Prompt 1. According to the court opinion, what kind of business is The Continental Web Press?
Prompt 2.
For each statement, say whether it agrees with the court opinion. Answer yes or no, and quote the deciding words of the opinion.
(a) The Board ordered Continental to bargain with the union.
(b) Section 9(b) gives the Board detailed criteria for judging whether a bargaining unit is appropriate.
(c) The Board's unit determinations are frequently overturned on appeal.
Prompt 3. Summarize the court opinion in two sentences.

Passage shown.
Petition for Review and Cross-Application for Enforcement of an Order of the National Labor Relations Board.
Before POSNER and COFFEY, Circuit Judges, and KELLAM, Senior District Judge.*fn*
POSNER, Circuit Judge. The Continental Web Press, a commercial printer, asks us to set aside an order by the National Labors Relations Board, and the Board asks us to enforce it. The Board found that Continental had committed an unfair labor practice by refusing to bargain with a union that had won an election to represent the company's pressman, and the Board ordered Continental to bargain. The principal basis for Continental's refusal was its contention that pressmen are not an appropriate unit for collective bargaining, so that the election should never have been held. We must decide whether the Board's unit determination can be upheld.
Section 9(b) of the National Labor Relations Act, as amended, 29 U.S.C. § 159(b), tells the Board to pick in each case "the unit appropriate for the purposes of collective bargaining," but (with immaterial exceptions) offers the Board no guidance in determining appropriateness beyond stating that the unit can be the firm, the craft, the plant, or a subdivision of the plant and that in deciding which one it is to be the Board shall try "to assure to employees the fullest freedom in exercising the rights" guaranteed by the Act. All this, as we shall see in a moment, comes to very little; and the absence of statutory criteria has reinforced the natural tendency of reviewing courts to defer to specialized administrative bodies, with the result that the Board's unit determinations are rarely disturbed on appeal. The court's obeisant attitude is epitomized by the frequent statement that the Board need only choose an appropriate unit -- its choice need not be the most appropriate unit. See, e.g., Magic Pan, Inc. v. NLRB, 627 F.2d 105, 107 (7th Cir. 1980) (per curiam); NLRB v. Chicago Health & Tennis Clubs, Inc., 567 F.2d 331, 334-35 (7th Cir. 1977). As this is not what the statute, says, the real point must be that the reviewing court is in no position to decide which among several alternative units is the most appropriate.
Of course the court cannot defer to the Board completely; if convinced that a unit determination is arbitrary -- which is to say unreasonable -- the court must reverse. But because the statute does not define an "appropriate" bargaining unit, it is very hard for a reviewing court to tell whether a unit determination is arbitrary. See, e.g., NLRB v. Res-Care, Inc., 705 F.2d 1461, 1469 (7th Cir. 1983). About all the court can do -- recognizing that section 9(b) is a broad delegation of power to the Board -- is to insist that the Board apply with reasonable consistency whatever standard it adopts to guide the exercise of its delegated power.

Data provided.
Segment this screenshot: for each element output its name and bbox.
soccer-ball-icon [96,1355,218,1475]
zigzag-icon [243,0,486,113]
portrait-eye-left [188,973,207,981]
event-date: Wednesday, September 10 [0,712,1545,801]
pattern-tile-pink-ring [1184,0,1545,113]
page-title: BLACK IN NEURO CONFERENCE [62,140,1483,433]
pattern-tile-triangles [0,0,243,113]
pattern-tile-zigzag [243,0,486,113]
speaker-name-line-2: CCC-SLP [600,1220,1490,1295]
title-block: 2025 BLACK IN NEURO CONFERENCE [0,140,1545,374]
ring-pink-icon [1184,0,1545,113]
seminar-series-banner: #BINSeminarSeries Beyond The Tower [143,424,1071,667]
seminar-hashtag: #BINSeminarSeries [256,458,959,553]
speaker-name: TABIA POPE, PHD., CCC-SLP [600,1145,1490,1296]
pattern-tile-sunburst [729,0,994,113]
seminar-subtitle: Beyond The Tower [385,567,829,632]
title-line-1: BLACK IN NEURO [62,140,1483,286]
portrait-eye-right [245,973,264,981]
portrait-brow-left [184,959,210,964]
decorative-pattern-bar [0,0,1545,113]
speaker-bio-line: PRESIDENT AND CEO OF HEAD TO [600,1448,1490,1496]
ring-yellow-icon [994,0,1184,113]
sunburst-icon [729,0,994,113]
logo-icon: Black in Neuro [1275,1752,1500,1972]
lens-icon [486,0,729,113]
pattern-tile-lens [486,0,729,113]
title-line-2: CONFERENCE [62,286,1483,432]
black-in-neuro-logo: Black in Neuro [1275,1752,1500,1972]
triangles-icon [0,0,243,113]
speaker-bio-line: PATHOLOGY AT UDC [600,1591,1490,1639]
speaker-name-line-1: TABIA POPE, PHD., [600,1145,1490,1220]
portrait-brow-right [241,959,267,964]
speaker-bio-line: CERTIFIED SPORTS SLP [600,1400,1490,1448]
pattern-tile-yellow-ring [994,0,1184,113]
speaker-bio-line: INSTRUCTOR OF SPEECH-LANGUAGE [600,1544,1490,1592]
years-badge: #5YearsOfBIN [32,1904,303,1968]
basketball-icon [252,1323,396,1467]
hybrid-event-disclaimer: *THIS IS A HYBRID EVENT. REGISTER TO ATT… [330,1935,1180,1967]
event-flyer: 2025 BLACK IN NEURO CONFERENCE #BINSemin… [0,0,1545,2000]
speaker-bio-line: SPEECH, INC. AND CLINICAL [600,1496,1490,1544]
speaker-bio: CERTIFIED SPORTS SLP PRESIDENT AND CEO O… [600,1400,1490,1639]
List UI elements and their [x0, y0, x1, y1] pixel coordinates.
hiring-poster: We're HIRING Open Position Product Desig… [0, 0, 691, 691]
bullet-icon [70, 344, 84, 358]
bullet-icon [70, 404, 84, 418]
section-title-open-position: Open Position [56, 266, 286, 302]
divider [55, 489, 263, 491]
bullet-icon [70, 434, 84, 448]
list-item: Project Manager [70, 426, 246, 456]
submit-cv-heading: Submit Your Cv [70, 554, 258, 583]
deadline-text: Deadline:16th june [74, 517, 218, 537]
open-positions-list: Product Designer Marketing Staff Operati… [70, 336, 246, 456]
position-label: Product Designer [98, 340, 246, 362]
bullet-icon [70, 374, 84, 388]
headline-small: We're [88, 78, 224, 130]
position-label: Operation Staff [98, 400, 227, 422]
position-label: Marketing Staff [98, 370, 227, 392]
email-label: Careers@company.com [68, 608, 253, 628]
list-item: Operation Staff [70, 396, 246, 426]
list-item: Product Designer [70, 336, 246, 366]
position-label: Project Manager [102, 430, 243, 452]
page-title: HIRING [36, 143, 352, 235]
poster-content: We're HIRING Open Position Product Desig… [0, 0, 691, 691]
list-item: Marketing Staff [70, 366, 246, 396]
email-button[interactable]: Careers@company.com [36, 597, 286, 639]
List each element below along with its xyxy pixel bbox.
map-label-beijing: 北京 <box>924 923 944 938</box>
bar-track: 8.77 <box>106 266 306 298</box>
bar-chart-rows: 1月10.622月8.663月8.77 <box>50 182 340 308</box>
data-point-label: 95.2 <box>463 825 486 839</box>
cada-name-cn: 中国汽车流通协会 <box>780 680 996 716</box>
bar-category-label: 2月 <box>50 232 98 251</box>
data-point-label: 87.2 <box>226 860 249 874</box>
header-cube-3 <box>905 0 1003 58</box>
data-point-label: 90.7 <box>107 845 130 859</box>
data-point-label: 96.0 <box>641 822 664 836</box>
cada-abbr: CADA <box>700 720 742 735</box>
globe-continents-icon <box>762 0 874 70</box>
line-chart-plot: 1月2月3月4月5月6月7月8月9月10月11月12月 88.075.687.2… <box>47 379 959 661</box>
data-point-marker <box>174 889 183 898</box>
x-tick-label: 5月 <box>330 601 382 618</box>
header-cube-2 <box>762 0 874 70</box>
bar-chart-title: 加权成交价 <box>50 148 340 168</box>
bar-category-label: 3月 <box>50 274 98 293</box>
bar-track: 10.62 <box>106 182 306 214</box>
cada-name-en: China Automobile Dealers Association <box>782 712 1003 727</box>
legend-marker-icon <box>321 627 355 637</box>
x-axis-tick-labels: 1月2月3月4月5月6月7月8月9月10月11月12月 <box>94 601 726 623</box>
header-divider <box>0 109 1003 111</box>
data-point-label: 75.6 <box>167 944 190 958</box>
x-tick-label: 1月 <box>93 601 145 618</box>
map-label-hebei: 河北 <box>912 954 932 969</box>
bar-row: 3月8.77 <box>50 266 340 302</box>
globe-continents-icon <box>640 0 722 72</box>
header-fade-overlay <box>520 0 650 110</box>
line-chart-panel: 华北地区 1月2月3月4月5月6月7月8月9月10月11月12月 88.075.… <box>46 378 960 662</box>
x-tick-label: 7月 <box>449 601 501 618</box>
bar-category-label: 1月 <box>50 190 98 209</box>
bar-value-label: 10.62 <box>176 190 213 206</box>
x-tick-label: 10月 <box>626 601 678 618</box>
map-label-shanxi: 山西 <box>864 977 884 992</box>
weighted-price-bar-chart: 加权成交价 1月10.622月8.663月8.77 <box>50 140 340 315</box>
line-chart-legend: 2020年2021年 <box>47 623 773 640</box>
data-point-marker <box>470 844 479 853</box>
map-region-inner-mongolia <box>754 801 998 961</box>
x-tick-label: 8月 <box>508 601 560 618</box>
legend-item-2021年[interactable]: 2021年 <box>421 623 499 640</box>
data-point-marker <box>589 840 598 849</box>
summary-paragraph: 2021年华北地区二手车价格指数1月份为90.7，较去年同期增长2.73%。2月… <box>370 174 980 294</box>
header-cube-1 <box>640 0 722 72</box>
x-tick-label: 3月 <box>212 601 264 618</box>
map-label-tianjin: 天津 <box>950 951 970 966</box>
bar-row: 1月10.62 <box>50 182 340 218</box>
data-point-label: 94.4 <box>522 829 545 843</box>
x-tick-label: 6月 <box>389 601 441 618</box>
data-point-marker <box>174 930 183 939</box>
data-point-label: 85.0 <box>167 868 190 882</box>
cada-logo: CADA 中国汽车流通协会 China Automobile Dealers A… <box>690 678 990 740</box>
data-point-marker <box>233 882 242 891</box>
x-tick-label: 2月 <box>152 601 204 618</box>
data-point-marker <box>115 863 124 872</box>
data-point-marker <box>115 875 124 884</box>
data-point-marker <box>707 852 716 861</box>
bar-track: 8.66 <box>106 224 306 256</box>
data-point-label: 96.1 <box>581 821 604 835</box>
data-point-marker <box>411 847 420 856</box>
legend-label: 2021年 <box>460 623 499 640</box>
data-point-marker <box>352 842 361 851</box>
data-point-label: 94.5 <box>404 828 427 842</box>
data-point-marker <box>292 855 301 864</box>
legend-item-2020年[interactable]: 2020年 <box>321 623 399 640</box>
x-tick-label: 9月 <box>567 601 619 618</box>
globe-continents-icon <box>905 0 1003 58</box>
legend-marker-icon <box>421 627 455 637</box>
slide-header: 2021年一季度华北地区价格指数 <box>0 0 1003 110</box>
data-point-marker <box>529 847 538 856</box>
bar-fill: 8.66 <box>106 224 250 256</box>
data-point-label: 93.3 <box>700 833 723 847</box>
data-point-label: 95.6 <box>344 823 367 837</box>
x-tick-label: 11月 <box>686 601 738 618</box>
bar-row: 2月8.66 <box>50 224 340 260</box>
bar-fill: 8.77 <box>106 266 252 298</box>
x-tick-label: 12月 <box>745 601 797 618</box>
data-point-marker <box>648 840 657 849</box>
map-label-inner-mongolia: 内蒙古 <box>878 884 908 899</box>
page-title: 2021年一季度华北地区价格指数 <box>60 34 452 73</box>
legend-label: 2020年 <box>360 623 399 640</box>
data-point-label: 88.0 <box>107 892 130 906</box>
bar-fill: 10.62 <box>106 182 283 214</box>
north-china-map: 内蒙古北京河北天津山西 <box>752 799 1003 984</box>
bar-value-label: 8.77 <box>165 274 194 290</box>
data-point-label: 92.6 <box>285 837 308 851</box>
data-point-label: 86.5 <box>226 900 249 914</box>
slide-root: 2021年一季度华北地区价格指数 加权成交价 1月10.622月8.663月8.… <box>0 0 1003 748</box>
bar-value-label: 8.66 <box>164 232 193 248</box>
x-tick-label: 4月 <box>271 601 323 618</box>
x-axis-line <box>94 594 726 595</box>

Exercise result 1. A commercial printer.

Exercise result 2.
(a) Yes: "the Board ordered Continental to bargain."
(b) No: "offers the Board no guidance in determining appropriateness beyond stating that the unit can be the firm, the craft, the plant, or a subdivision of the plant"
(c) No: "the Board's unit determinations are rarely disturbed on appeal."

Exercise result 3. The Continental Web Press asks the court to set aside a Board order requiring it to bargain with a union elected by its pressmen, and it argues that pressmen are not an appropriate bargaining unit. Because Section 9(b) offers the Board little guidance on what makes a unit appropriate, courts rarely disturb the Board's unit determinations, and a reviewing court can mainly insist that the Board apply its chosen standard with reasonable consistency.